- **Dataset records**:
________________________________________
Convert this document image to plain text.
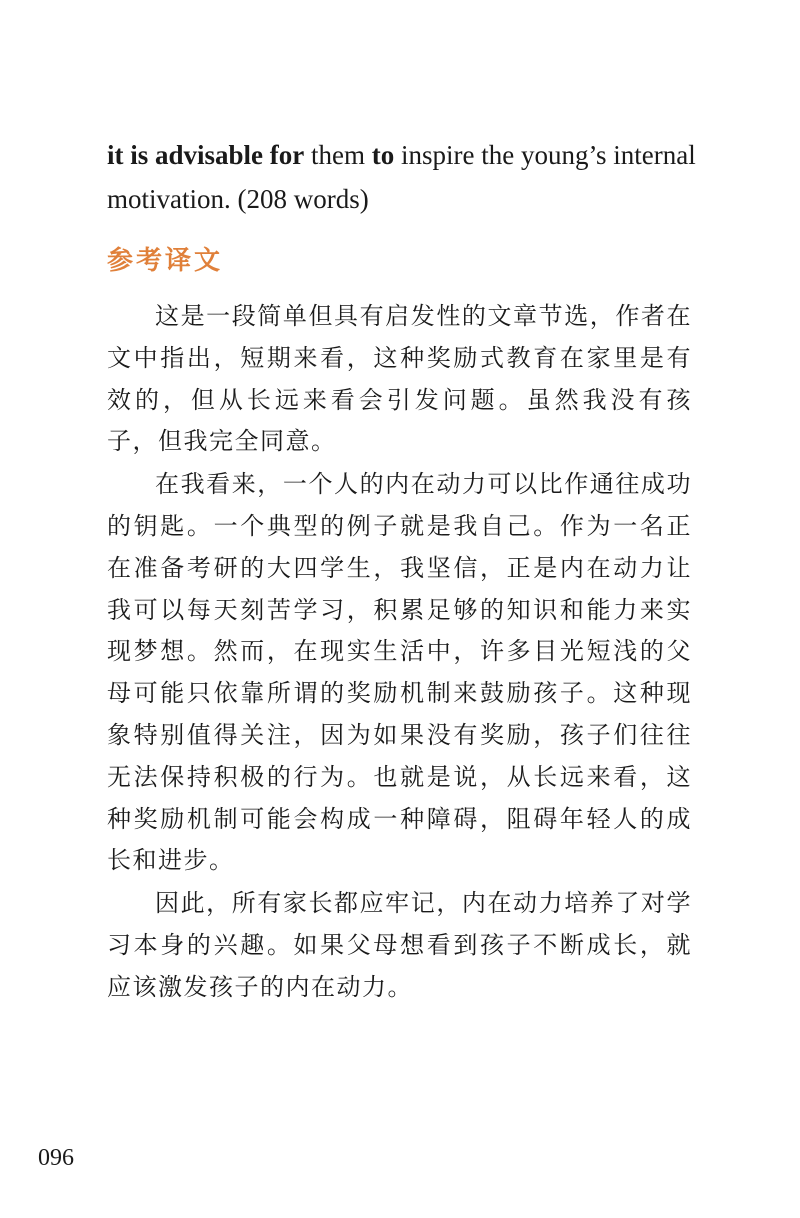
it is advisable for them to inspire the young’s internal motivation. (208 words)

参考译文

这是一段简单但具有启发性的文章节选，作者在文中指出，短期来看，这种奖励式教育在家里是有效的，但从长远来看会引发问题。虽然我没有孩子，但我完全同意。

在我看来，一个人的内在动力可以比作通往成功的钥匙。一个典型的例子就是我自己。作为一名正在准备考研的大四学生，我坚信，正是内在动力让我可以每天刻苦学习，积累足够的知识和能力来实现梦想。然而，在现实生活中，许多目光短浅的父母可能只依靠所谓的奖励机制来鼓励孩子。这种现象特别值得关注，因为如果没有奖励，孩子们往往无法保持积极的行为。也就是说，从长远来看，这种奖励机制可能会构成一种障碍，阻碍年轻人的成长和进步。

因此，所有家长都应牢记，内在动力培养了对学习本身的兴趣。如果父母想看到孩子不断成长，就应该激发孩子的内在动力。

096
________________________________________
- **What to work on**: Reproduce all of the material exactly, apart from the pictures.

- **Answer to the exercise**:
Convert this document image to plain text.
it is advisable for them to inspire the young’s internal motivation. (208 words)

参考译文

这是一段简单但具有启发性的文章节选，作者在文中指出，短期来看，这种奖励式教育在家里是有效的，但从长远来看会引发问题。虽然我没有孩子，但我完全同意。

在我看来，一个人的内在动力可以比作通往成功的钥匙。一个典型的例子就是我自己。作为一名正在准备考研的大四学生，我坚信，正是内在动力让我可以每天刻苦学习，积累足够的知识和能力来实现梦想。然而，在现实生活中，许多目光短浅的父母可能只依靠所谓的奖励机制来鼓励孩子。这种现象特别值得关注，因为如果没有奖励，孩子们往往无法保持积极的行为。也就是说，从长远来看，这种奖励机制可能会构成一种障碍，阻碍年轻人的成长和进步。

因此，所有家长都应牢记，内在动力培养了对学习本身的兴趣。如果父母想看到孩子不断成长，就应该激发孩子的内在动力。

096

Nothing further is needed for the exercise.